(Data records)
____________________

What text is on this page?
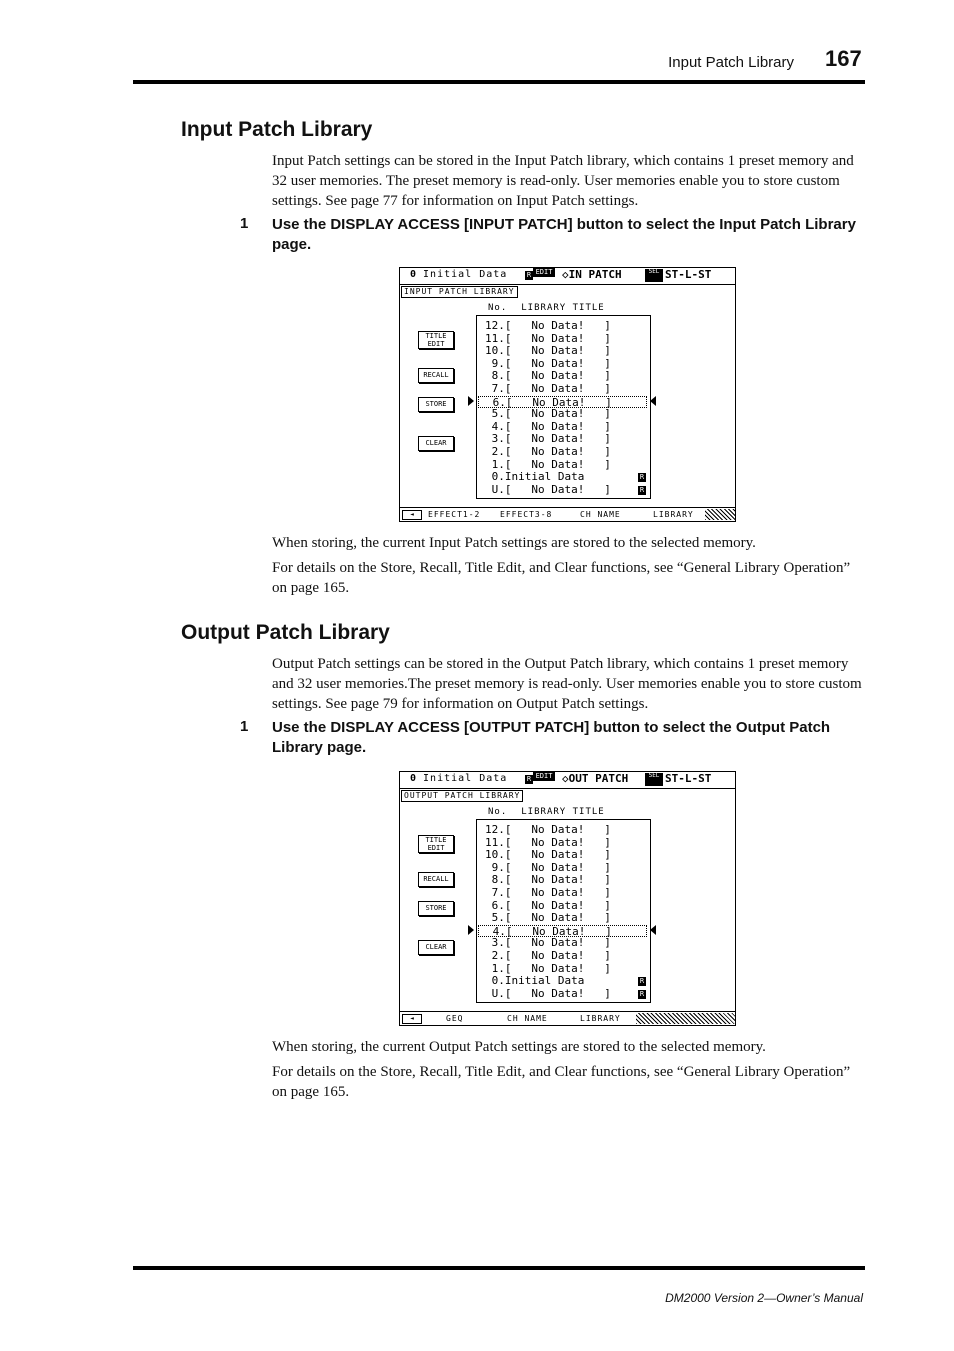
Input Patch Library 167
Input Patch Library

Input Patch settings can be stored in the Input Patch library, which contains 1 preset memory and 32 user memories. The preset memory is read-only. User memories enable you to store custom settings. See page 77 for information on Input Patch settings.

1 Use the DISPLAY ACCESS [INPUT PATCH] button to select the Input Patch Library page.
0 Initial Data	R EDIT ◇IN PATCH	SEL ST-L-ST
INPUT PATCH LIBRARY
No. LIBRARY TITLE
TITLE EDIT
RECALL
STORE
CLEAR
12.[   No Data!   ]
11.[   No Data!   ]
10.[   No Data!   ]
9.[   No Data!   ]
8.[   No Data!   ]
7.[   No Data!   ]
6.[   No Data!   ]
5.[   No Data!   ]
4.[   No Data!   ]
3.[   No Data!   ]
2.[   No Data!   ]
1.[   No Data!   ]
0.Initial Data	R
U.[   No Data!   ]	R
◄	EFFECT1-2 EFFECT3-8	CH NAME	LIBRARY

When storing, the current Input Patch settings are stored to the selected memory.

For details on the Store, Recall, Title Edit, and Clear functions, see “General Library Operation” on page 165.

Output Patch Library

Output Patch settings can be stored in the Output Patch library, which contains 1 preset memory and 32 user memories.The preset memory is read-only. User memories enable you to store custom settings. See page 79 for information on Output Patch settings.

1 Use the DISPLAY ACCESS [OUTPUT PATCH] button to select the Output Patch Library page.
0 Initial Data	R EDIT ◇OUT PATCH	SEL ST-L-ST
OUTPUT PATCH LIBRARY
No. LIBRARY TITLE
TITLE EDIT
RECALL
STORE
CLEAR
12.[   No Data!   ]
11.[   No Data!   ]
10.[   No Data!   ]
9.[   No Data!   ]
8.[   No Data!   ]
7.[   No Data!   ]
6.[   No Data!   ]
5.[   No Data!   ]
4.[   No Data!   ]
3.[   No Data!   ]
2.[   No Data!   ]
1.[   No Data!   ]
0.Initial Data	R
U.[   No Data!   ]	R
◄	GEQ	CH NAME	LIBRARY

When storing, the current Output Patch settings are stored to the selected memory.

For details on the Store, Recall, Title Edit, and Clear functions, see “General Library Operation” on page 165.

DM2000 Version 2—Owner’s Manual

____________________

— Written task —
Return every line holding the word "DISPLAY" from the records.

— Right answer —
1 Use the DISPLAY ACCESS [INPUT PATCH] button to select the Input Patch Library page.
1 Use the DISPLAY ACCESS [OUTPUT PATCH] button to select the Output Patch Library page.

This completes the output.